Go through the material below and copy all lines with "JSON".

'''

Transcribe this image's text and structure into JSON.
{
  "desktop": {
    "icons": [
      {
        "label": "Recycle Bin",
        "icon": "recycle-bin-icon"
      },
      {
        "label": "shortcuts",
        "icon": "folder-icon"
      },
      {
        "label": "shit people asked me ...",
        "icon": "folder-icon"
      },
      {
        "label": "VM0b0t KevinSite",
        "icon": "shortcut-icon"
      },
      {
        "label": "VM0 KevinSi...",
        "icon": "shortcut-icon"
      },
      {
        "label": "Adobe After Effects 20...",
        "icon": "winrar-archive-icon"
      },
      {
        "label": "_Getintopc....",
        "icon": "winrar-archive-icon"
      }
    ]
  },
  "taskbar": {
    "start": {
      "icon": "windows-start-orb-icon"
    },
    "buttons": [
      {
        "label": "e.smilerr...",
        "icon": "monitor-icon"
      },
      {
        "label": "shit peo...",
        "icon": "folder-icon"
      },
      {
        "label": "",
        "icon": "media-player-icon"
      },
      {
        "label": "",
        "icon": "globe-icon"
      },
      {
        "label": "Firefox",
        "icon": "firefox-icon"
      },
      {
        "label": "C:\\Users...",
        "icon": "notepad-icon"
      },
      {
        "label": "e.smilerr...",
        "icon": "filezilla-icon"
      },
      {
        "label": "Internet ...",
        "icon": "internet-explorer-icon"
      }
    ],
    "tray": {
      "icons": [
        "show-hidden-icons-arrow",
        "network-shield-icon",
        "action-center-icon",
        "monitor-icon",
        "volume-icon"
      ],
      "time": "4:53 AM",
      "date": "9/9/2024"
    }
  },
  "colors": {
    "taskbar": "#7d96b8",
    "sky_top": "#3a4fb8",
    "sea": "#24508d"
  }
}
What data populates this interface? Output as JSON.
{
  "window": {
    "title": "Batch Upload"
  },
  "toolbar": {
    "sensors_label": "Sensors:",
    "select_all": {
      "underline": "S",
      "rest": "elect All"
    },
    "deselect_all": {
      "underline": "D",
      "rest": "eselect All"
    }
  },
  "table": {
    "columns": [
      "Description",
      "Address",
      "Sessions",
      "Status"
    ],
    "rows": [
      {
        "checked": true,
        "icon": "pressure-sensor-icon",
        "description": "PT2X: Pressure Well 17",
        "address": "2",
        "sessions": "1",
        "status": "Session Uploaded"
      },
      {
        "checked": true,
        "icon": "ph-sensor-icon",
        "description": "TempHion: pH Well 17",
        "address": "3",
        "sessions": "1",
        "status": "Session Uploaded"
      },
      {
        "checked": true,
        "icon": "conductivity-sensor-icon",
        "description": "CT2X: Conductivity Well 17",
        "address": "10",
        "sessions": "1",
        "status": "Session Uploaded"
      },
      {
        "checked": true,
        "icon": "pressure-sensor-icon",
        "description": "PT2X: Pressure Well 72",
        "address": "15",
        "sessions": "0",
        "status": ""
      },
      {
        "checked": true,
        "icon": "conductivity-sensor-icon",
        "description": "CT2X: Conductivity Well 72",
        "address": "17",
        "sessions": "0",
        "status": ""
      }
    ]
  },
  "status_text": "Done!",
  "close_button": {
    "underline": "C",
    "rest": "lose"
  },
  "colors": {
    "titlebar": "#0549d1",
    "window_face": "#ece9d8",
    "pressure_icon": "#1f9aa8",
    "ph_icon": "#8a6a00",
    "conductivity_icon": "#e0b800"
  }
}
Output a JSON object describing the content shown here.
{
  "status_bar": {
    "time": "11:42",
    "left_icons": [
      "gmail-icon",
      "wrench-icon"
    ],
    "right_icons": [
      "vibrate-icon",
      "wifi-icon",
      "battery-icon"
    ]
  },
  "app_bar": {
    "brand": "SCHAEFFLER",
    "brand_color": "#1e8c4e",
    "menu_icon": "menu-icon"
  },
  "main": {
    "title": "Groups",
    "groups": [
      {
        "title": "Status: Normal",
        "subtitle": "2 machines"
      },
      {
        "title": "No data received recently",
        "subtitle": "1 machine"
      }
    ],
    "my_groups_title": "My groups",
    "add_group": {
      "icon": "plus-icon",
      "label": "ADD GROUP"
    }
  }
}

'''

**WORKED ANSWER**
Transcribe this image's text and structure into JSON.
What data populates this interface? Output as JSON.
Output a JSON object describing the content shown here.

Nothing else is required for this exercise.